#### TASK REQUIREMENTS
Isolate every line in the data with the string "ylabel" and copy it.

#### SUPPLIED DATA
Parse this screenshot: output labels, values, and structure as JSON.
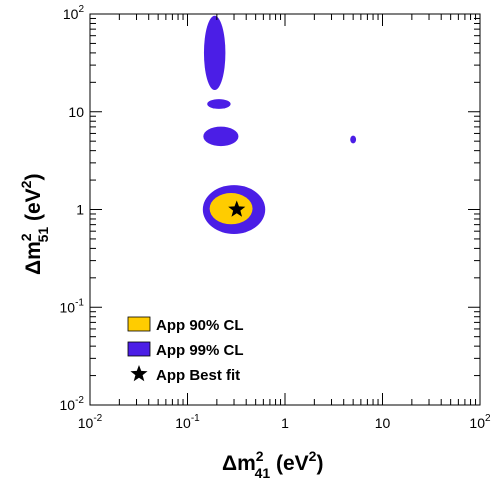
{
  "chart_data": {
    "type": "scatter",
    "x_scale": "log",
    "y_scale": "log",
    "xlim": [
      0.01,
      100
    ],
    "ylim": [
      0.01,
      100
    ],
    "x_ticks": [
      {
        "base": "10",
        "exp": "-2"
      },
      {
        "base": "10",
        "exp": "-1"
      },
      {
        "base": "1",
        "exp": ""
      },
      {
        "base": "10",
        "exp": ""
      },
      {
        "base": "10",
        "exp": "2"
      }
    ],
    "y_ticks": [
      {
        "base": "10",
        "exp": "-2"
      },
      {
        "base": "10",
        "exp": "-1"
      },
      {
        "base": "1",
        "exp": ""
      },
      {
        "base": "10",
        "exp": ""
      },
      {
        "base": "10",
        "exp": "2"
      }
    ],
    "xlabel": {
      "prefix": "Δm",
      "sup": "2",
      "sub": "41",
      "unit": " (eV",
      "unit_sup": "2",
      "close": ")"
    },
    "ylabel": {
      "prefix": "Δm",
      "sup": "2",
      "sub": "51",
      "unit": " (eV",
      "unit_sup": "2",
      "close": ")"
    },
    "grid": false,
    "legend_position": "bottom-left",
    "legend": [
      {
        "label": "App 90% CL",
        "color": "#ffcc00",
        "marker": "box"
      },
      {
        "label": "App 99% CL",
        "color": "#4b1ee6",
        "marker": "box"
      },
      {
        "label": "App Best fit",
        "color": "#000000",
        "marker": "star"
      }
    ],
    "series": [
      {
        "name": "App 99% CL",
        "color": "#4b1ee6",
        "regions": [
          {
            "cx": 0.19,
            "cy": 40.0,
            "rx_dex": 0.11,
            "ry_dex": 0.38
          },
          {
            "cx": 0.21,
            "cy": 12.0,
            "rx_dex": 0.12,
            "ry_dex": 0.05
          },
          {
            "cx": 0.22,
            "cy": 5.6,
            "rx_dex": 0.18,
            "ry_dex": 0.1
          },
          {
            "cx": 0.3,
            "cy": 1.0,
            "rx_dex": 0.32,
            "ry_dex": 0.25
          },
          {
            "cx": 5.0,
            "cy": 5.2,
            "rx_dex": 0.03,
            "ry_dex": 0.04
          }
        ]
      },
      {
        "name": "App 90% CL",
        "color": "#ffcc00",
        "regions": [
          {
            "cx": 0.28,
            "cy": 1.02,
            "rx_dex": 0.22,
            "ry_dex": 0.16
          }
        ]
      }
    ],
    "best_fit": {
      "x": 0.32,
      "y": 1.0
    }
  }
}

---

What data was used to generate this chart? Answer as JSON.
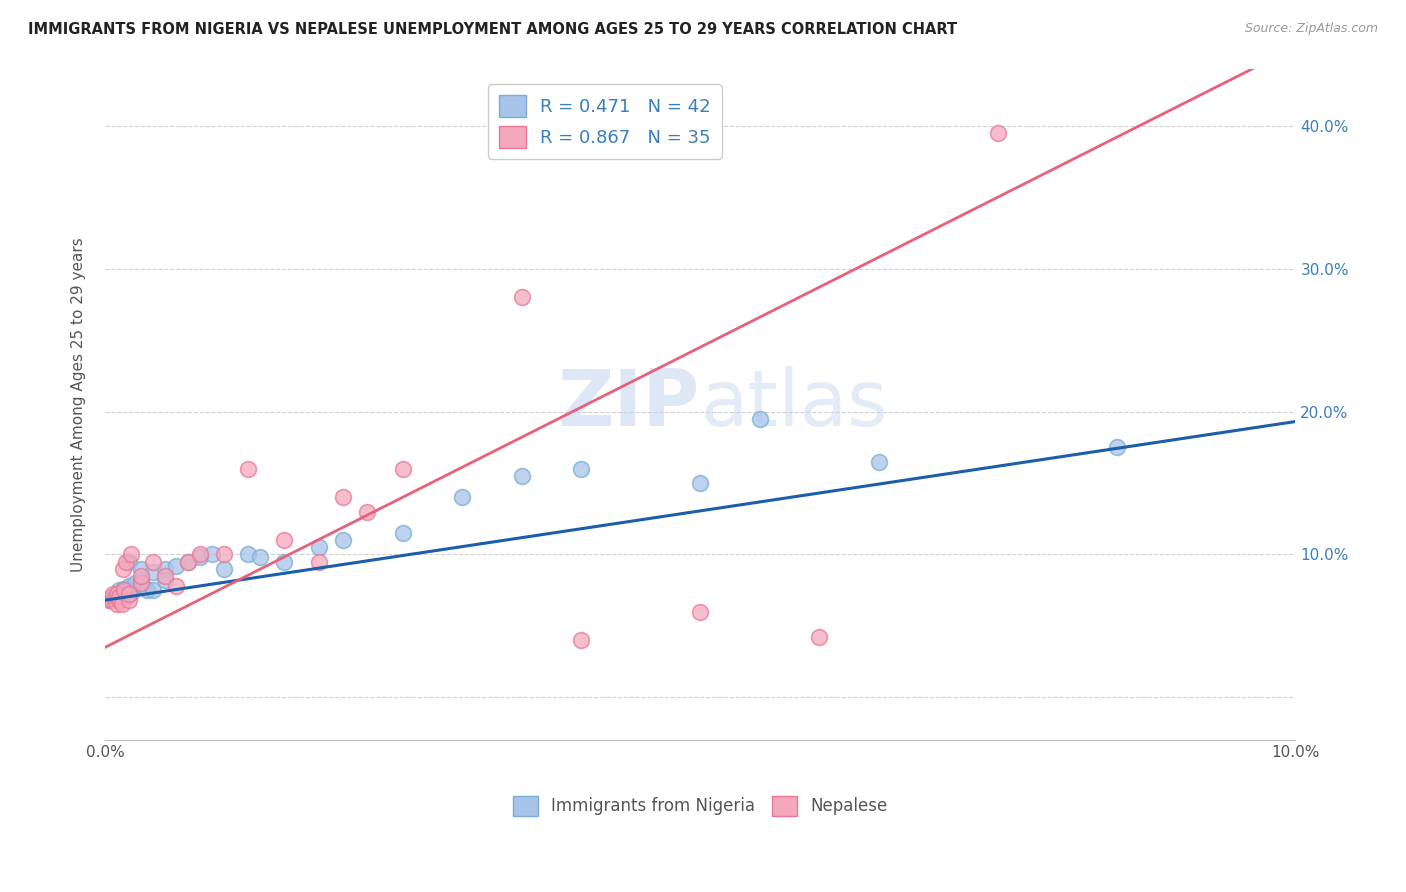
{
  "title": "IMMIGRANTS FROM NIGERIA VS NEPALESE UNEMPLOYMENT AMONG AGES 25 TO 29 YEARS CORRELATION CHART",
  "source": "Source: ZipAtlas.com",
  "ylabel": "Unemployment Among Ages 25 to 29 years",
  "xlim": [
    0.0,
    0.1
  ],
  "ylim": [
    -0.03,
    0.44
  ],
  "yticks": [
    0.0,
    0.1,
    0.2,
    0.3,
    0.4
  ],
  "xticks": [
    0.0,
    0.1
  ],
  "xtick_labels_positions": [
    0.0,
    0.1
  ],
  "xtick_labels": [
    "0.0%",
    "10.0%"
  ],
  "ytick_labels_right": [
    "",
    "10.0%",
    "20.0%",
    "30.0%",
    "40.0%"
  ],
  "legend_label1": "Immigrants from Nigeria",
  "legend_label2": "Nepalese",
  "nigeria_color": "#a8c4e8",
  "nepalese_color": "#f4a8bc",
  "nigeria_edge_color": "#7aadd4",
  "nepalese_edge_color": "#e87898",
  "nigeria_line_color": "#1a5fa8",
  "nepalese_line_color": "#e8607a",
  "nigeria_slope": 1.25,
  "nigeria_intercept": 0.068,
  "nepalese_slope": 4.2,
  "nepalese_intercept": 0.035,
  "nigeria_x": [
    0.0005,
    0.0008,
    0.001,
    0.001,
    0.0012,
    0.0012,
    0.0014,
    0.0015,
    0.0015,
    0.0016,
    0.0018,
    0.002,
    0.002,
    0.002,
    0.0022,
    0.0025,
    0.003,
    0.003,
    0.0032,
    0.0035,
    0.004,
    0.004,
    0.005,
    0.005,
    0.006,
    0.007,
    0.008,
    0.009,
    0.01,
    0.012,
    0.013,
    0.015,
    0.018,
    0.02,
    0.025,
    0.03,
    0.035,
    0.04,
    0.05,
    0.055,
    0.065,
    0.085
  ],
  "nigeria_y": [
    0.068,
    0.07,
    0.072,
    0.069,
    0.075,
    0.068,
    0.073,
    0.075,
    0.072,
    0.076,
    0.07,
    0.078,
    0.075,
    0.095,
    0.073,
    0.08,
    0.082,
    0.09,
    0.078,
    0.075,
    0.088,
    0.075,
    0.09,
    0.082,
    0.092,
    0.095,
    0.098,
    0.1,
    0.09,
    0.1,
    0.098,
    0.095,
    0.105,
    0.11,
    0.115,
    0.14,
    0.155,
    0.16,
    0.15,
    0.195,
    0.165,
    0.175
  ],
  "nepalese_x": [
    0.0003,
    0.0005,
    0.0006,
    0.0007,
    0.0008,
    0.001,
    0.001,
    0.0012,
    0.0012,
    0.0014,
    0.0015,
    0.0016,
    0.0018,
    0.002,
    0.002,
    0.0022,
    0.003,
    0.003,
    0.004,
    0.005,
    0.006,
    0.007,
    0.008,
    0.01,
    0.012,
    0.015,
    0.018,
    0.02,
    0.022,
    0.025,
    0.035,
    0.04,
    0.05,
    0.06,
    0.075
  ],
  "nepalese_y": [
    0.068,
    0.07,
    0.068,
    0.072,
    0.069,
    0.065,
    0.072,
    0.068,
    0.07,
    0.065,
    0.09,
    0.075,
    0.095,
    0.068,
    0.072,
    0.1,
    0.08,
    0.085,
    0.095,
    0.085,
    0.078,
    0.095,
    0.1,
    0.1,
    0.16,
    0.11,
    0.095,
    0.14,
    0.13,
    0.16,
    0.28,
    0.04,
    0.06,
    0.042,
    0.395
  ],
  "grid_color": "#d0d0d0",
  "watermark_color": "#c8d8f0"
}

#### RESPONSE FOR THIS EXERCISE
    "ylabel": {
  "ylabel": "Unemployment Among Ages 25 to 29 years",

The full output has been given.